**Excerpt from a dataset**
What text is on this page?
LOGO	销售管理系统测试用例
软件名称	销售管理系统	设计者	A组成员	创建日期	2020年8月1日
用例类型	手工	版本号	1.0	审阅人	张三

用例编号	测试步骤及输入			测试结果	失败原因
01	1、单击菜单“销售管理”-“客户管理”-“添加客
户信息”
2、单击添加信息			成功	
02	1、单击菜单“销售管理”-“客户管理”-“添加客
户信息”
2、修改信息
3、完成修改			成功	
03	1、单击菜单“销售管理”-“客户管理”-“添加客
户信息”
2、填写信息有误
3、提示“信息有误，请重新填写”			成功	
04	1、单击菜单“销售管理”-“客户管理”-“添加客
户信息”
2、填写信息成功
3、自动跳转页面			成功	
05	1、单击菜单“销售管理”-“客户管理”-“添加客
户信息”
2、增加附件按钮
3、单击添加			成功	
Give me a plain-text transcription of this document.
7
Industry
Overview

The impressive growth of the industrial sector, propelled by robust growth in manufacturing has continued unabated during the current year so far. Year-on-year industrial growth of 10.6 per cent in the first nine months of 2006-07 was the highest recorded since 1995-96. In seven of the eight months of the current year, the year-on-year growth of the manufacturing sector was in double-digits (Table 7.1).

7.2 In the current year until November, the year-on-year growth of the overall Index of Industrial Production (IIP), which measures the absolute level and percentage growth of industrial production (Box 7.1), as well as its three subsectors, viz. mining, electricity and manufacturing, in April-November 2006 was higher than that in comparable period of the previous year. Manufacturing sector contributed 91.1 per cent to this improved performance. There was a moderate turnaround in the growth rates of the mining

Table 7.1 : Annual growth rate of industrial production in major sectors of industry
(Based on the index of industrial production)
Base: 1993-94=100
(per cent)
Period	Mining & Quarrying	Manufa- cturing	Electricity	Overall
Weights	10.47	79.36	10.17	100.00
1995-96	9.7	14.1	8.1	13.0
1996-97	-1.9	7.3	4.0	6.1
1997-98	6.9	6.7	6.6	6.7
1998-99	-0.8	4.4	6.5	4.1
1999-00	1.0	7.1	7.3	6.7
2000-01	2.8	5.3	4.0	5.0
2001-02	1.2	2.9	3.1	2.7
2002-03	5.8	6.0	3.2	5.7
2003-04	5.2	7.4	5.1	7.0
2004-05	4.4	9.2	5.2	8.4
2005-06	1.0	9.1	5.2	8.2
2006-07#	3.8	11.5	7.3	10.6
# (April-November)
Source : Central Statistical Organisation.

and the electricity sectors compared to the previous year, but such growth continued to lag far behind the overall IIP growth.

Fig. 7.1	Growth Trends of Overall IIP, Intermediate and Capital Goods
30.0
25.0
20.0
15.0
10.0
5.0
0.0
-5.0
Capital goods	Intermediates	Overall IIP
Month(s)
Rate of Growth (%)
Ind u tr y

**EXERCISE OBJECTIVE**
List every line above containing the word "Capital".

**WRITTEN SOLUTION**
Fig. 7.1	Growth Trends of Overall IIP, Intermediate and Capital Goods
Capital goods	Intermediates	Overall IIP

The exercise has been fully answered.